- Work to complete -
Write only the number of lines in the records beneath that hold "points".

--- start Supplied entries ---

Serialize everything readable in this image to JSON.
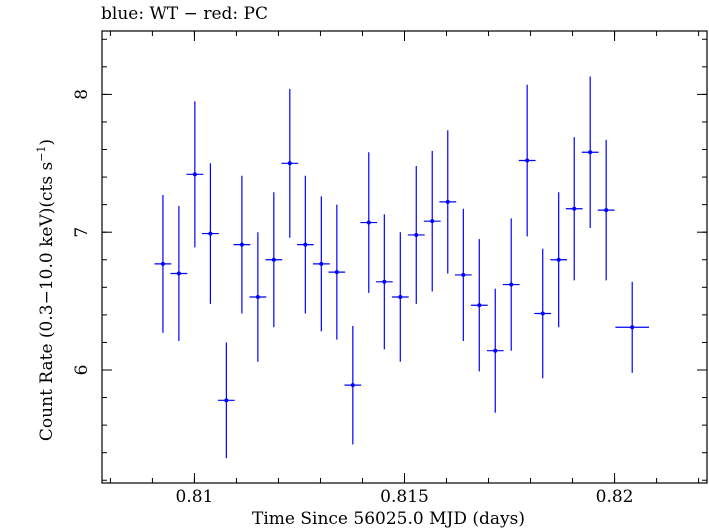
{
  "chart_data": {
    "type": "scatter",
    "title": "blue: WT − red: PC",
    "xlabel": "Time Since 56025.0 MJD (days)",
    "ylabel_parts": [
      "Count Rate (0.3−10.0 keV)(cts s",
      "−1",
      ")"
    ],
    "xlim": [
      0.8078,
      0.8222
    ],
    "ylim": [
      5.18,
      8.46
    ],
    "xticks_major": [
      0.81,
      0.815,
      0.82
    ],
    "xticks_major_labels": [
      "0.81",
      "0.815",
      "0.82"
    ],
    "xtick_minor_step": 0.001,
    "yticks_major": [
      6,
      7,
      8
    ],
    "yticks_major_labels": [
      "6",
      "7",
      "8"
    ],
    "ytick_minor_step": 0.2,
    "grid": false,
    "series": [
      {
        "name": "WT",
        "color": "#0000ff",
        "points": [
          {
            "x": 0.80925,
            "xerr": 0.0002,
            "y": 6.77,
            "yerr": 0.5
          },
          {
            "x": 0.80963,
            "xerr": 0.0002,
            "y": 6.7,
            "yerr": 0.49
          },
          {
            "x": 0.81001,
            "xerr": 0.0002,
            "y": 7.42,
            "yerr": 0.53
          },
          {
            "x": 0.81038,
            "xerr": 0.0002,
            "y": 6.99,
            "yerr": 0.51
          },
          {
            "x": 0.81076,
            "xerr": 0.0002,
            "y": 5.78,
            "yerr": 0.42
          },
          {
            "x": 0.81113,
            "xerr": 0.0002,
            "y": 6.91,
            "yerr": 0.5
          },
          {
            "x": 0.81151,
            "xerr": 0.0002,
            "y": 6.53,
            "yerr": 0.47
          },
          {
            "x": 0.81189,
            "xerr": 0.0002,
            "y": 6.8,
            "yerr": 0.49
          },
          {
            "x": 0.81227,
            "xerr": 0.0002,
            "y": 7.5,
            "yerr": 0.54
          },
          {
            "x": 0.81264,
            "xerr": 0.0002,
            "y": 6.91,
            "yerr": 0.5
          },
          {
            "x": 0.81302,
            "xerr": 0.0002,
            "y": 6.77,
            "yerr": 0.49
          },
          {
            "x": 0.81339,
            "xerr": 0.0002,
            "y": 6.71,
            "yerr": 0.49
          },
          {
            "x": 0.81377,
            "xerr": 0.0002,
            "y": 5.89,
            "yerr": 0.43
          },
          {
            "x": 0.81415,
            "xerr": 0.0002,
            "y": 7.07,
            "yerr": 0.51
          },
          {
            "x": 0.81452,
            "xerr": 0.0002,
            "y": 6.64,
            "yerr": 0.49
          },
          {
            "x": 0.8149,
            "xerr": 0.0002,
            "y": 6.53,
            "yerr": 0.47
          },
          {
            "x": 0.81528,
            "xerr": 0.0002,
            "y": 6.98,
            "yerr": 0.5
          },
          {
            "x": 0.81566,
            "xerr": 0.0002,
            "y": 7.08,
            "yerr": 0.51
          },
          {
            "x": 0.81603,
            "xerr": 0.0002,
            "y": 7.22,
            "yerr": 0.52
          },
          {
            "x": 0.8164,
            "xerr": 0.0002,
            "y": 6.69,
            "yerr": 0.48
          },
          {
            "x": 0.81678,
            "xerr": 0.0002,
            "y": 6.47,
            "yerr": 0.48
          },
          {
            "x": 0.81716,
            "xerr": 0.0002,
            "y": 6.14,
            "yerr": 0.45
          },
          {
            "x": 0.81754,
            "xerr": 0.0002,
            "y": 6.62,
            "yerr": 0.48
          },
          {
            "x": 0.81792,
            "xerr": 0.0002,
            "y": 7.52,
            "yerr": 0.55
          },
          {
            "x": 0.81829,
            "xerr": 0.0002,
            "y": 6.41,
            "yerr": 0.47
          },
          {
            "x": 0.81867,
            "xerr": 0.0002,
            "y": 6.8,
            "yerr": 0.49
          },
          {
            "x": 0.81904,
            "xerr": 0.0002,
            "y": 7.17,
            "yerr": 0.52
          },
          {
            "x": 0.81942,
            "xerr": 0.0002,
            "y": 7.58,
            "yerr": 0.55
          },
          {
            "x": 0.8198,
            "xerr": 0.0002,
            "y": 7.16,
            "yerr": 0.51
          },
          {
            "x": 0.82042,
            "xerr": 0.0004,
            "y": 6.31,
            "yerr": 0.33
          }
        ]
      }
    ]
  }
}
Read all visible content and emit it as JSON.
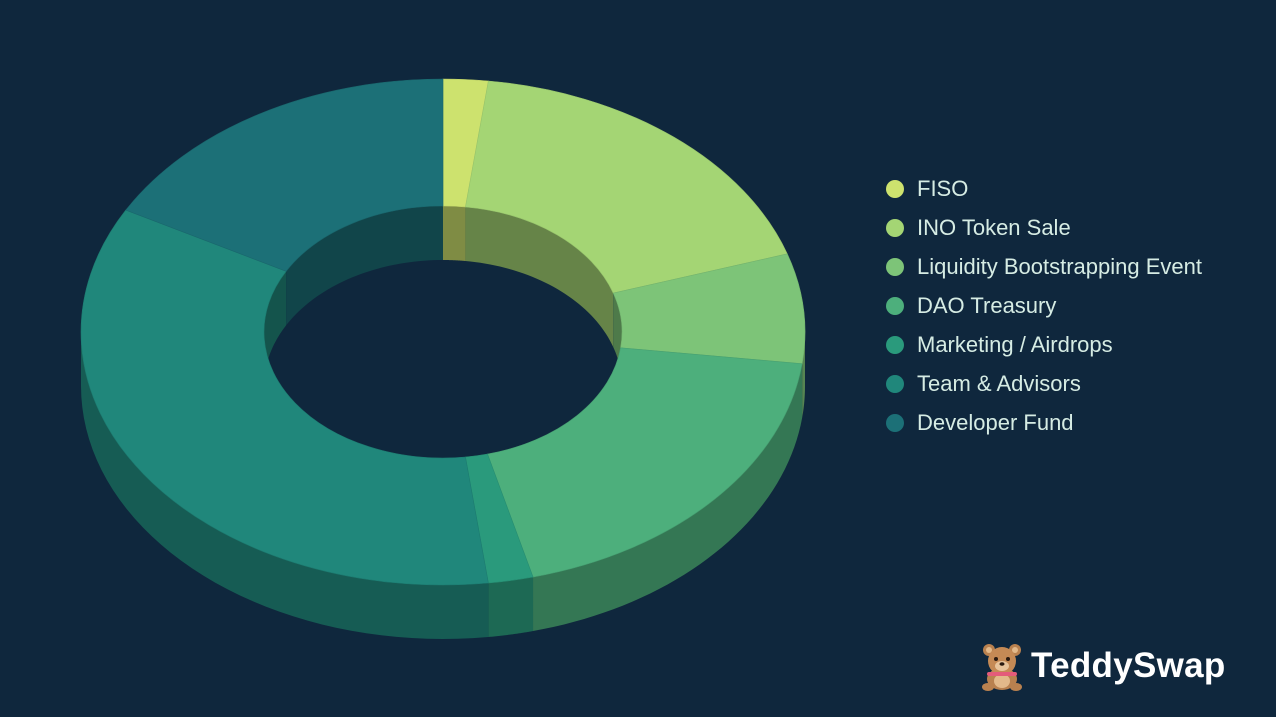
{
  "chart_data": {
    "type": "pie",
    "style": "3d-donut",
    "legend_position": "right",
    "categories": [
      "FISO",
      "INO Token Sale",
      "Liquidity Bootstrapping Event",
      "DAO Treasury",
      "Marketing / Airdrops",
      "Team & Advisors",
      "Developer Fund"
    ],
    "values": [
      2,
      18,
      7,
      19,
      2,
      35,
      17
    ],
    "colors": [
      "#cde26e",
      "#a4d574",
      "#7dc478",
      "#4daf7c",
      "#2a9a7c",
      "#20877b",
      "#1c7077"
    ]
  },
  "brand": {
    "name": "TeddySwap",
    "logo_icon": "teddy-bear-icon"
  }
}
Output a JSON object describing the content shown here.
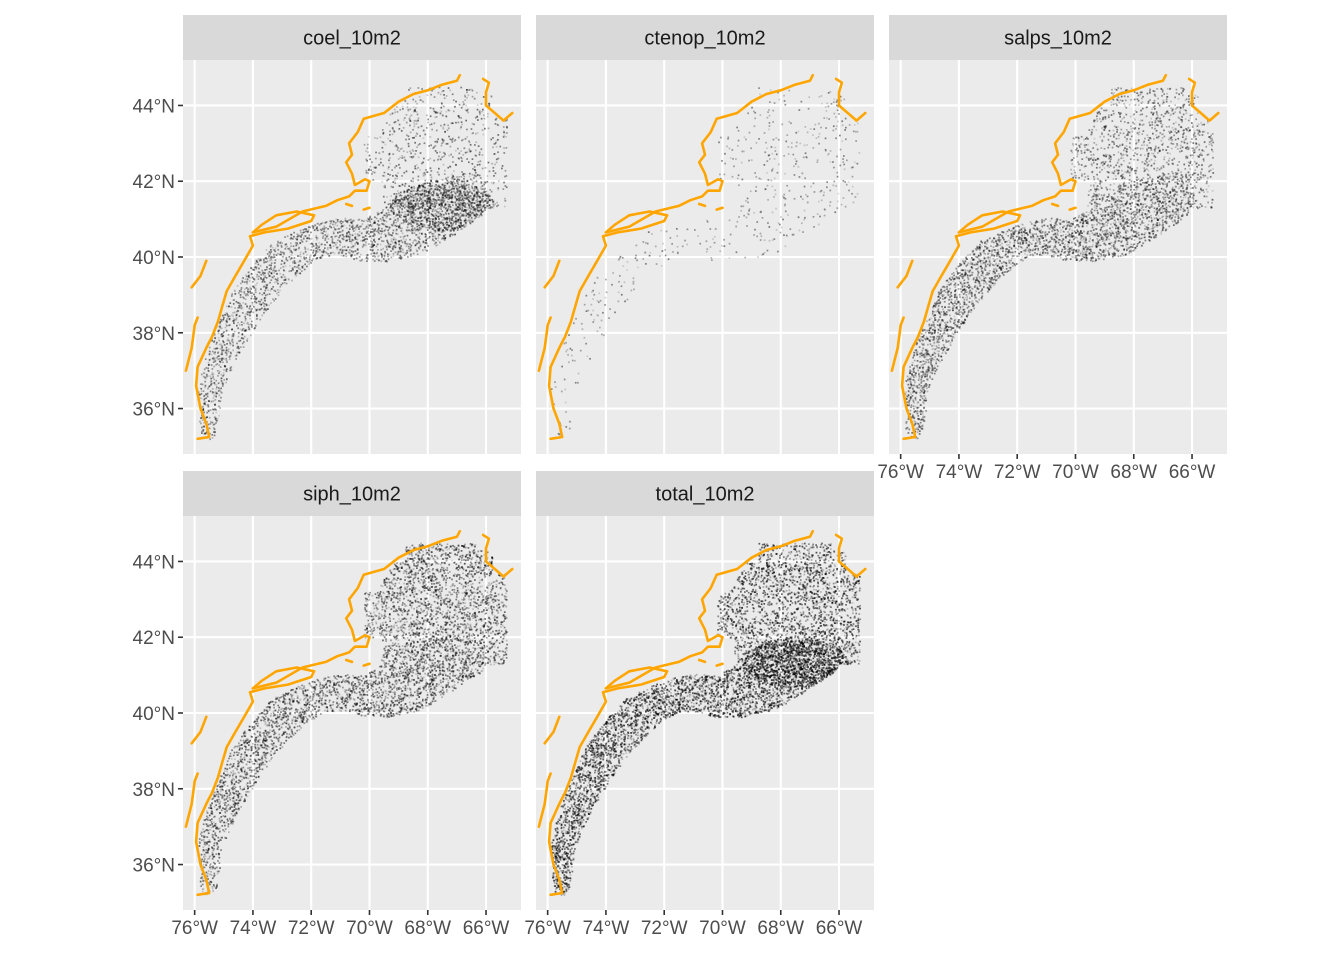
{
  "figure": {
    "type": "faceted-map",
    "facet_columns": 3,
    "coastline_color": "#FFA500",
    "point_color": "#000000",
    "panel_background": "#EBEBEB",
    "strip_background": "#D9D9D9",
    "gridline_color": "#FFFFFF"
  },
  "chart_data": {
    "type": "scatter",
    "xlim": [
      -76.4,
      -64.8
    ],
    "ylim": [
      34.8,
      45.2
    ],
    "x_ticks": [
      -76,
      -74,
      -72,
      -70,
      -68,
      -66
    ],
    "x_tick_labels": [
      "76°W",
      "74°W",
      "72°W",
      "70°W",
      "68°W",
      "66°W"
    ],
    "y_ticks": [
      36,
      38,
      40,
      42,
      44
    ],
    "y_tick_labels": [
      "36°N",
      "38°N",
      "40°N",
      "42°N",
      "44°N"
    ],
    "grid": true,
    "coastline": [
      [
        [
          -75.9,
          35.2
        ],
        [
          -75.5,
          35.25
        ],
        [
          -75.6,
          35.6
        ],
        [
          -75.8,
          36.0
        ],
        [
          -75.95,
          36.6
        ],
        [
          -75.9,
          37.1
        ],
        [
          -75.6,
          37.6
        ],
        [
          -75.4,
          37.9
        ],
        [
          -75.2,
          38.3
        ],
        [
          -75.05,
          38.7
        ],
        [
          -74.9,
          39.1
        ],
        [
          -74.6,
          39.5
        ],
        [
          -74.3,
          39.9
        ],
        [
          -74.0,
          40.3
        ],
        [
          -74.1,
          40.55
        ],
        [
          -73.6,
          40.65
        ],
        [
          -72.8,
          40.75
        ],
        [
          -72.0,
          40.95
        ],
        [
          -71.9,
          41.1
        ],
        [
          -72.5,
          41.2
        ],
        [
          -73.2,
          41.1
        ],
        [
          -73.7,
          40.85
        ],
        [
          -74.0,
          40.65
        ]
      ],
      [
        [
          -74.0,
          40.65
        ],
        [
          -73.2,
          40.8
        ],
        [
          -72.3,
          41.2
        ],
        [
          -71.5,
          41.35
        ],
        [
          -71.1,
          41.5
        ],
        [
          -70.7,
          41.6
        ],
        [
          -70.5,
          41.75
        ],
        [
          -70.1,
          41.75
        ],
        [
          -70.0,
          42.0
        ],
        [
          -70.15,
          42.05
        ],
        [
          -70.5,
          41.9
        ],
        [
          -70.6,
          42.2
        ],
        [
          -70.8,
          42.5
        ],
        [
          -70.6,
          42.7
        ],
        [
          -70.7,
          43.0
        ],
        [
          -70.4,
          43.3
        ],
        [
          -70.2,
          43.65
        ],
        [
          -69.5,
          43.8
        ],
        [
          -69.0,
          44.1
        ],
        [
          -68.5,
          44.3
        ],
        [
          -68.0,
          44.4
        ],
        [
          -67.5,
          44.55
        ],
        [
          -67.0,
          44.65
        ],
        [
          -66.9,
          44.8
        ]
      ],
      [
        [
          -66.1,
          44.7
        ],
        [
          -65.9,
          44.6
        ],
        [
          -66.0,
          44.35
        ],
        [
          -66.0,
          44.0
        ],
        [
          -65.7,
          43.8
        ],
        [
          -65.4,
          43.6
        ],
        [
          -65.1,
          43.8
        ]
      ],
      [
        [
          -70.0,
          41.3
        ],
        [
          -70.2,
          41.25
        ]
      ],
      [
        [
          -70.6,
          41.35
        ],
        [
          -70.8,
          41.4
        ]
      ],
      [
        [
          -76.1,
          39.2
        ],
        [
          -75.8,
          39.5
        ],
        [
          -75.6,
          39.9
        ]
      ],
      [
        [
          -76.3,
          37.0
        ],
        [
          -76.1,
          37.6
        ],
        [
          -76.0,
          38.2
        ],
        [
          -75.9,
          38.4
        ]
      ]
    ],
    "facets": [
      {
        "label": "coel_10m2",
        "points": 3800,
        "density_profile": "coel"
      },
      {
        "label": "ctenop_10m2",
        "points": 520,
        "density_profile": "ctenop"
      },
      {
        "label": "salps_10m2",
        "points": 4200,
        "density_profile": "salps"
      },
      {
        "label": "siph_10m2",
        "points": 4800,
        "density_profile": "siph"
      },
      {
        "label": "total_10m2",
        "points": 6500,
        "density_profile": "total"
      }
    ]
  }
}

--- end Supplied entries ---

- Exercise output -
6